(Spatial layout entries)
■ ■ ■ ■ ■

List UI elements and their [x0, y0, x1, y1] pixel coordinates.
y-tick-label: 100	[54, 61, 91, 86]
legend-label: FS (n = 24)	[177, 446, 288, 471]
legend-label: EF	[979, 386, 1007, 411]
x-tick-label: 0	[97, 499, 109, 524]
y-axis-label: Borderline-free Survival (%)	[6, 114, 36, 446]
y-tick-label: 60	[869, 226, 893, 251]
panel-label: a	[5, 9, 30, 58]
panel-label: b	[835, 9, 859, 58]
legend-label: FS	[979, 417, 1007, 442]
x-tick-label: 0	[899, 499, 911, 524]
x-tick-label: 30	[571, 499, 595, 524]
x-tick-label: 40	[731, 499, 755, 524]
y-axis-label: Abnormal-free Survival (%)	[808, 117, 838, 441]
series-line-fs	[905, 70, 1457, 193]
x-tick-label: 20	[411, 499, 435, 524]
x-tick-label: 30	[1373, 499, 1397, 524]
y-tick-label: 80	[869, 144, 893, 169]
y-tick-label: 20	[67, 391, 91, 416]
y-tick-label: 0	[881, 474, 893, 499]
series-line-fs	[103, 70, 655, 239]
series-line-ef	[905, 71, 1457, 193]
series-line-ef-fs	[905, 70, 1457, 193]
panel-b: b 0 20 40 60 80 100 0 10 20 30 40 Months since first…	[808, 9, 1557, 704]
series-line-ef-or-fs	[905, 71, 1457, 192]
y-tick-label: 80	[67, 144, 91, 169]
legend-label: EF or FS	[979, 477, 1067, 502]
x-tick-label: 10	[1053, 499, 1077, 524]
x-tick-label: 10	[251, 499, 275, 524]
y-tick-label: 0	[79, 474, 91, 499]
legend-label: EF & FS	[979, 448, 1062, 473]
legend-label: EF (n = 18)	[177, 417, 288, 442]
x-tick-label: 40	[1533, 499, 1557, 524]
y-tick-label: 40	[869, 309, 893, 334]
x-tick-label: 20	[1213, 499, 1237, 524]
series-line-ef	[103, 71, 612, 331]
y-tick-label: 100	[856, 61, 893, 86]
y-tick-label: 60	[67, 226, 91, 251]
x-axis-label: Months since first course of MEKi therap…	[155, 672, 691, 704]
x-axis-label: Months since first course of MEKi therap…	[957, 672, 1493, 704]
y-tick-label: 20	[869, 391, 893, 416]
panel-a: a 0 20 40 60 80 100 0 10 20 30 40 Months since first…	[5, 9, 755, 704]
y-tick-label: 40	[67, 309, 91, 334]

■ ■ ■ ■ ■

__Directive__: Quote, word for word, the lines running from the start of the material through the line containing "y-axis-label: Abnormal-free Survival", including both ends.

__Task answer__:
List UI elements and their [x0, y0, x1, y1] pixel coordinates.
y-tick-label: 100	[54, 61, 91, 86]
legend-label: FS (n = 24)	[177, 446, 288, 471]
legend-label: EF	[979, 386, 1007, 411]
x-tick-label: 0	[97, 499, 109, 524]
y-axis-label: Borderline-free Survival (%)	[6, 114, 36, 446]
y-tick-label: 60	[869, 226, 893, 251]
panel-label: a	[5, 9, 30, 58]
panel-label: b	[835, 9, 859, 58]
legend-label: FS	[979, 417, 1007, 442]
x-tick-label: 0	[899, 499, 911, 524]
x-tick-label: 30	[571, 499, 595, 524]
x-tick-label: 40	[731, 499, 755, 524]
y-axis-label: Abnormal-free Survival (%)	[808, 117, 838, 441]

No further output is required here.